To be done:
Gather up all lines that carry the word "text".

* start Working data *

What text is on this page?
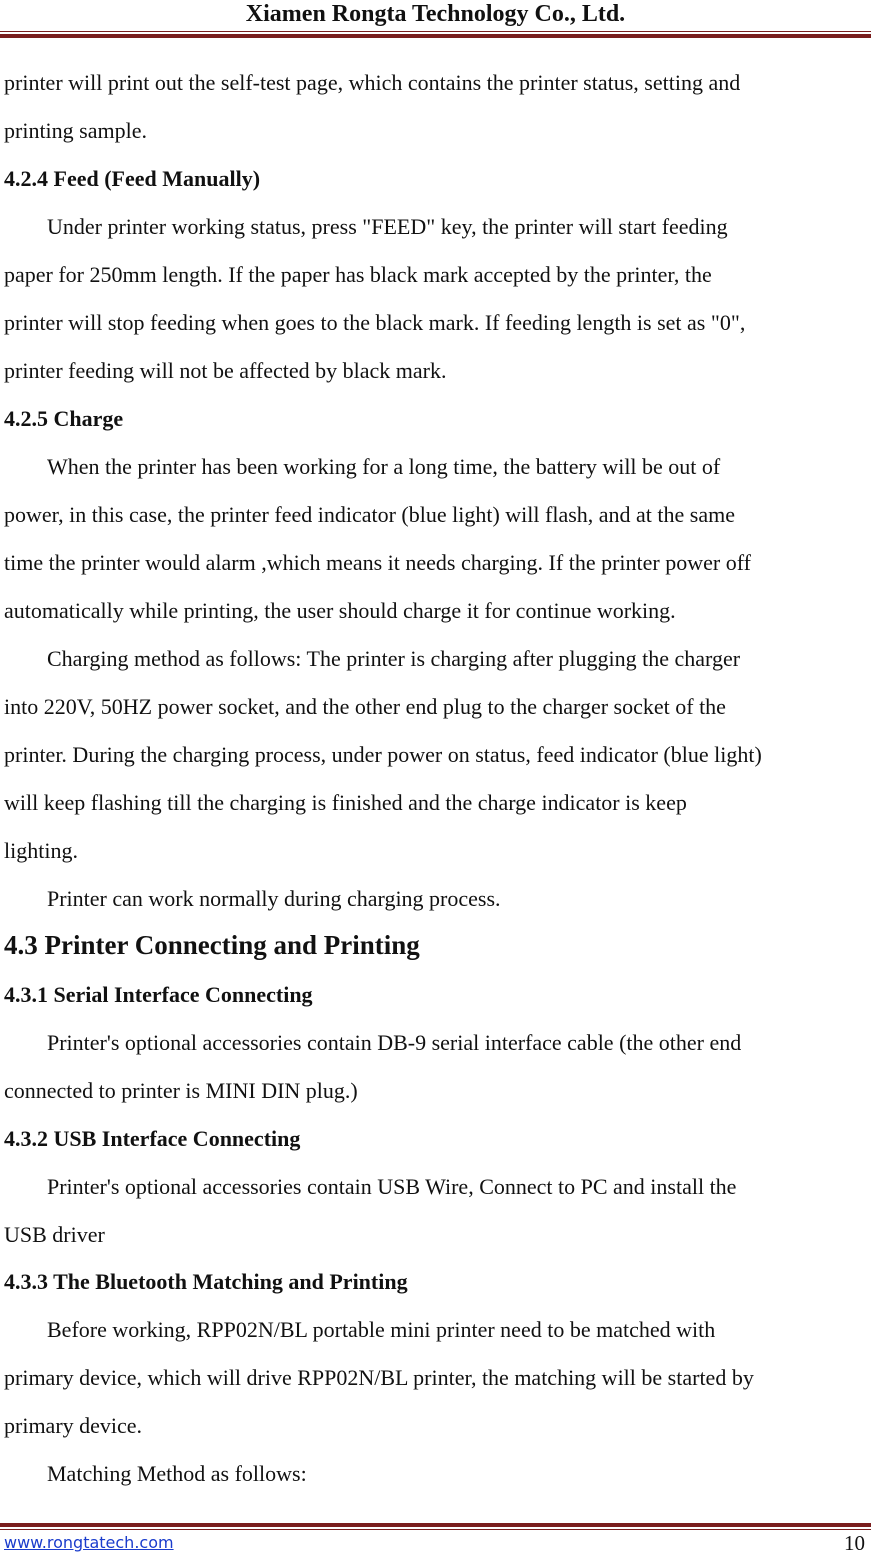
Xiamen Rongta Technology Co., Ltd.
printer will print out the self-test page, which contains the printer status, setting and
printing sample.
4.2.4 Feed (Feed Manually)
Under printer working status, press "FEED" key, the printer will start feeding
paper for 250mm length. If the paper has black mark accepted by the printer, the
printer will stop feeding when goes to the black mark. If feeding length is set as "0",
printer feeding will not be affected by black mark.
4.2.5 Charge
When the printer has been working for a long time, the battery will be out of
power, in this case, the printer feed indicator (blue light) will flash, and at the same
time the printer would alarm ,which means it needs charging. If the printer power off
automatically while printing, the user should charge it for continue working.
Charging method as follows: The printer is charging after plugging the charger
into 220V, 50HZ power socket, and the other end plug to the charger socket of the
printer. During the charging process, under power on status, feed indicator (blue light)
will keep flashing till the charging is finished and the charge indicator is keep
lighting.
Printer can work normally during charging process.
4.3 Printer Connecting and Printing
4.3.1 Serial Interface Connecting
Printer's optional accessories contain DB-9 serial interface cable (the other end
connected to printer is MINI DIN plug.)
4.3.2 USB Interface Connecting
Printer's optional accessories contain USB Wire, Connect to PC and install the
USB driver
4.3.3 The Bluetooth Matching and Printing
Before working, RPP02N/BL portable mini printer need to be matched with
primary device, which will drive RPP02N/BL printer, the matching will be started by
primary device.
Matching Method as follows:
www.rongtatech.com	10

* end Working data *
* start Working data *

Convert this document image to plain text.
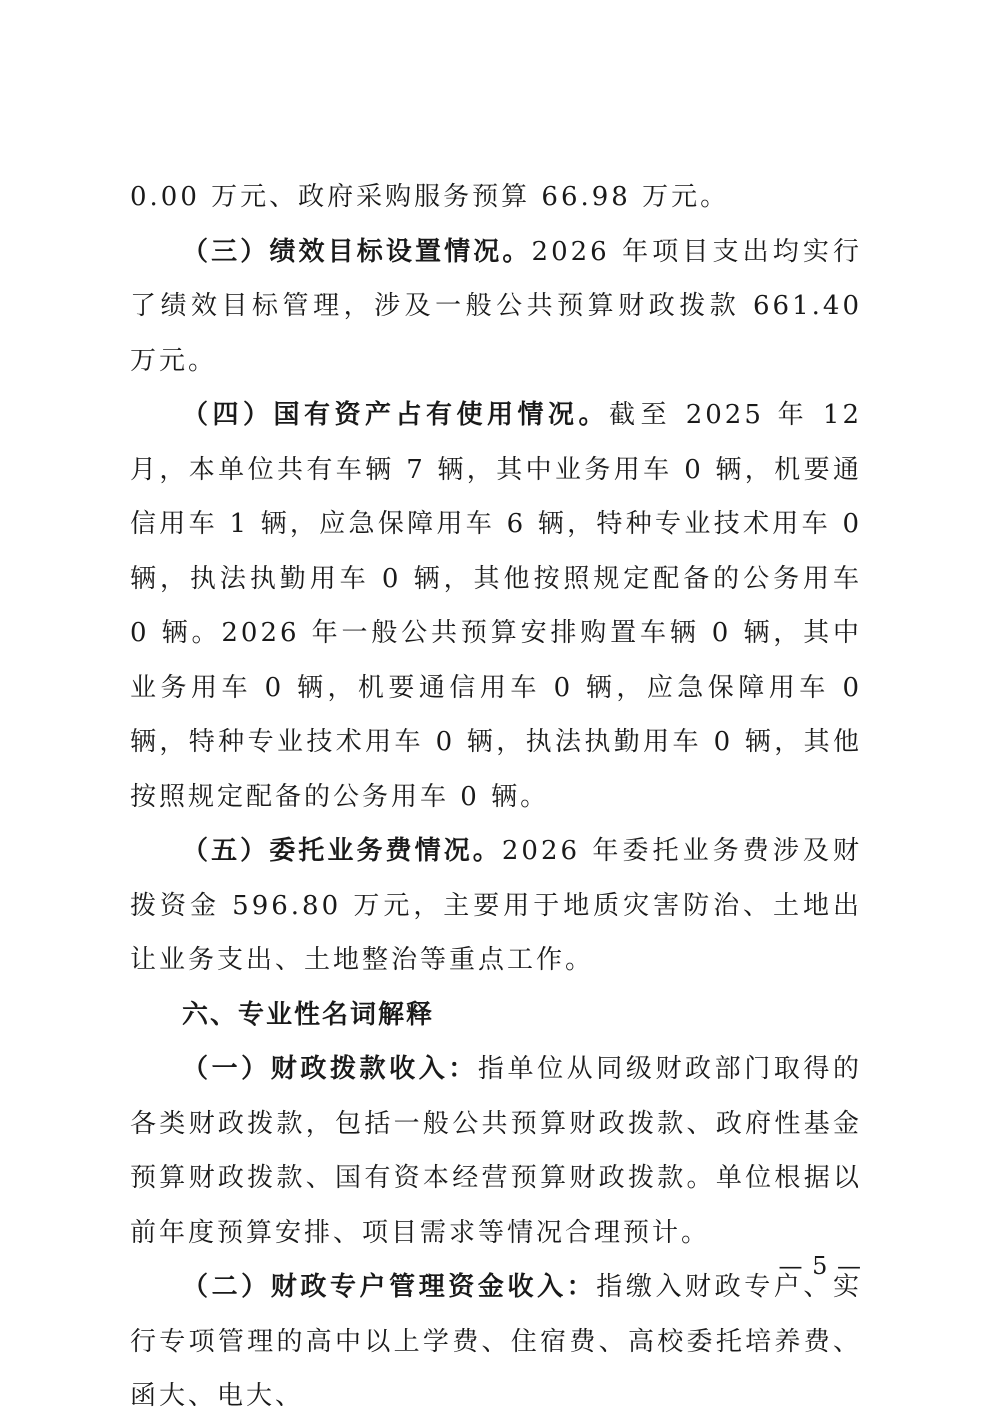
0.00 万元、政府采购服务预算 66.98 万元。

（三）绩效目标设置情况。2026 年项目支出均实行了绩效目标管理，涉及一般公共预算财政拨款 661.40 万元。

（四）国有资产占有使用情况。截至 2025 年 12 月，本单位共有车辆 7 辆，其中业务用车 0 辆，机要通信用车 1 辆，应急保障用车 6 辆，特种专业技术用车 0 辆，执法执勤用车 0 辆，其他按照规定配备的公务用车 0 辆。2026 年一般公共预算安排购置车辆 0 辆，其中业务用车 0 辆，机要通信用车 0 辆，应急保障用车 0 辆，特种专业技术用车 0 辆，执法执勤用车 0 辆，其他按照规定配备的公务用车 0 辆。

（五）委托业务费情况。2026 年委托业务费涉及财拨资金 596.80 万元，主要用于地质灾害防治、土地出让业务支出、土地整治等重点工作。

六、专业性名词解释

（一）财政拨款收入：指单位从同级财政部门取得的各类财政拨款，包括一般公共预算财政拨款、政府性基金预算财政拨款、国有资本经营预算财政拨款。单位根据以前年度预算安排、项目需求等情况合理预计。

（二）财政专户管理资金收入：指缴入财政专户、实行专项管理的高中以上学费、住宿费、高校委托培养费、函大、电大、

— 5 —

* end Working data *
* start Working data *

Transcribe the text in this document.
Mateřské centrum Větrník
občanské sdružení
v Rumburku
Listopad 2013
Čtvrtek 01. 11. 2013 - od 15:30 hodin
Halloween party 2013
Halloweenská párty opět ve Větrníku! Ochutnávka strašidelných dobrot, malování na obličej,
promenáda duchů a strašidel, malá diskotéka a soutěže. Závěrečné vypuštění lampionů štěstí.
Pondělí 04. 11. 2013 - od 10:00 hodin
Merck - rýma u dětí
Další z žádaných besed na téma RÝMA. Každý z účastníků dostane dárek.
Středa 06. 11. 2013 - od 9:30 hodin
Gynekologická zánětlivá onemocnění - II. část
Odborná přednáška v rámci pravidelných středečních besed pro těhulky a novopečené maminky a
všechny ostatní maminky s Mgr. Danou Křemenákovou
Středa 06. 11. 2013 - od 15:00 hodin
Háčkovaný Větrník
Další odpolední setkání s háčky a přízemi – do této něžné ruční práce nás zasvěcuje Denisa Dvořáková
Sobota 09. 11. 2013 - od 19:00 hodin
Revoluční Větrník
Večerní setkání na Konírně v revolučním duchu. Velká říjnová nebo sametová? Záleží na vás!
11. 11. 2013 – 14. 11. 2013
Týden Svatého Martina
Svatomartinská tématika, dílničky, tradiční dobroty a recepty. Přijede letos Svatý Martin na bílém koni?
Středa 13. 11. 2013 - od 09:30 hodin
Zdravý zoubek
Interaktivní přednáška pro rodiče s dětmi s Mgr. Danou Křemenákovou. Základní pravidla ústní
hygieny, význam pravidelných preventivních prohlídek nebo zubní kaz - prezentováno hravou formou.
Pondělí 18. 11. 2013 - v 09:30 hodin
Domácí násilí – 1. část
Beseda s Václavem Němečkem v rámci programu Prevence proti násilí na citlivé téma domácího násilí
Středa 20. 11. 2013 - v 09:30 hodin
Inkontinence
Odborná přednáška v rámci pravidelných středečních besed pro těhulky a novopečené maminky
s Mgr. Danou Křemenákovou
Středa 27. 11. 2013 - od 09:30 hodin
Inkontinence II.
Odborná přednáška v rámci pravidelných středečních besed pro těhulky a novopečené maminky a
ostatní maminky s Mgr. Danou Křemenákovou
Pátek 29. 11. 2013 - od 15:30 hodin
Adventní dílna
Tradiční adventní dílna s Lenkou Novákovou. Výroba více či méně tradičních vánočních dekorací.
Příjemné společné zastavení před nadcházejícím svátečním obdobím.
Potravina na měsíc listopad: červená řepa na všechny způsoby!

* end Working data *

Written reply:
What text is on this page?
Convert this document image to plain text.
Transcribe the text in this document.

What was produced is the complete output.